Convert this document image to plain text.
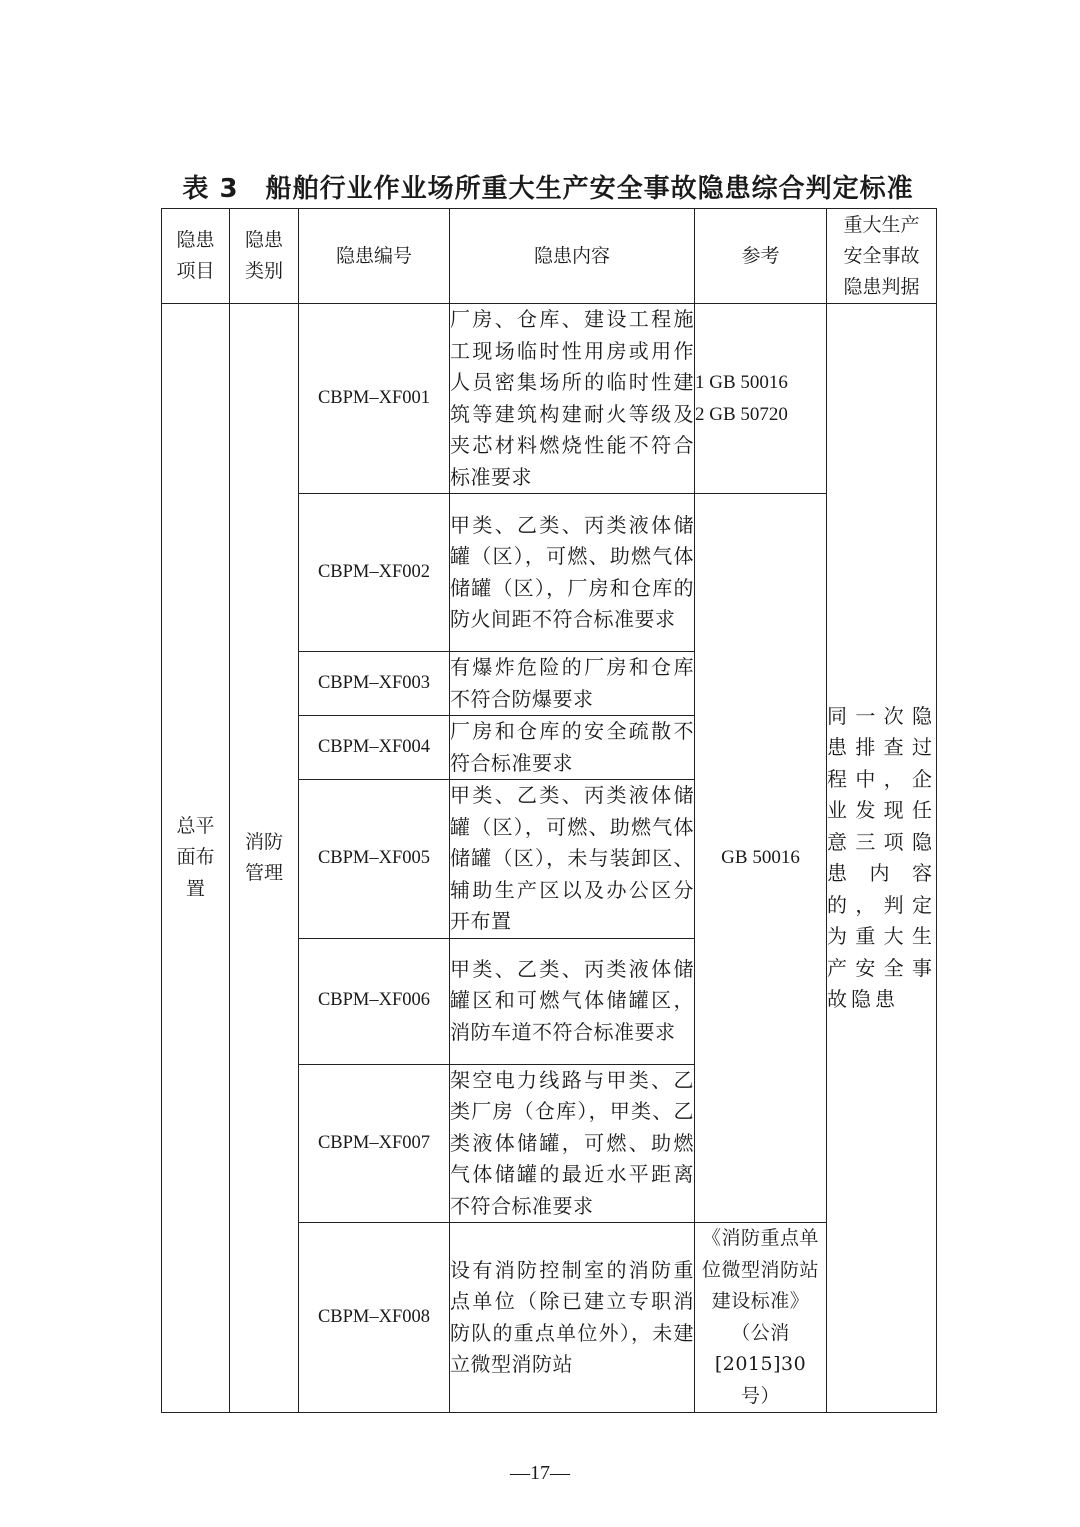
表 3　船舶行业作业场所重大生产安全事故隐患综合判定标准
隐患
项目	隐患
类别	隐患编号	隐患内容	参考	重大生产
安全事故
隐患判据

总平面布置	消防管理	CBPM–XF001	厂房、仓库、建设工程施工现场临时性用房或用作人员密集场所的临时性建筑等建筑构建耐火等级及夹芯材料燃烧性能不符合标准要求	1 GB 50016
2 GB 50720	同一次隐患排查过程中，企业发现任意三项隐患内容的，判定为重大生产安全事故隐患
		CBPM–XF002	甲类、乙类、丙类液体储罐（区），可燃、助燃气体储罐（区），厂房和仓库的防火间距不符合标准要求	GB 50016	
		CBPM–XF003	有爆炸危险的厂房和仓库不符合防爆要求		
		CBPM–XF004	厂房和仓库的安全疏散不符合标准要求		
		CBPM–XF005	甲类、乙类、丙类液体储罐（区），可燃、助燃气体储罐（区），未与装卸区、辅助生产区以及办公区分开布置		
		CBPM–XF006	甲类、乙类、丙类液体储罐区和可燃气体储罐区，消防车道不符合标准要求		
		CBPM–XF007	架空电力线路与甲类、乙类厂房（仓库），甲类、乙类液体储罐，可燃、助燃气体储罐的最近水平距离不符合标准要求		
		CBPM–XF008	设有消防控制室的消防重点单位（除已建立专职消防队的重点单位外），未建立微型消防站	《消防重点单位微型消防站建设标准》（公消[2015]30 号）	
—17—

▬▬▬

◆ **YOUR OBJECTIVE**: From the listing above, pick out every line containing "CBPM".

◆ **RESULT OF THE EXERCISE**:
总平面布置	消防管理	CBPM–XF001	厂房、仓库、建设工程施工现场临时性用房或用作人员密集场所的临时性建筑等建筑构建耐火等级及夹芯材料燃烧性能不符合标准要求	1 GB 50016
		CBPM–XF002	甲类、乙类、丙类液体储罐（区），可燃、助燃气体储罐（区），厂房和仓库的防火间距不符合标准要求	GB 50016	
		CBPM–XF003	有爆炸危险的厂房和仓库不符合防爆要求		
		CBPM–XF004	厂房和仓库的安全疏散不符合标准要求		
		CBPM–XF005	甲类、乙类、丙类液体储罐（区），可燃、助燃气体储罐（区），未与装卸区、辅助生产区以及办公区分开布置		
		CBPM–XF006	甲类、乙类、丙类液体储罐区和可燃气体储罐区，消防车道不符合标准要求		
		CBPM–XF007	架空电力线路与甲类、乙类厂房（仓库），甲类、乙类液体储罐，可燃、助燃气体储罐的最近水平距离不符合标准要求		
		CBPM–XF008	设有消防控制室的消防重点单位（除已建立专职消防队的重点单位外），未建立微型消防站	《消防重点单位微型消防站建设标准》（公消[2015]30 号）	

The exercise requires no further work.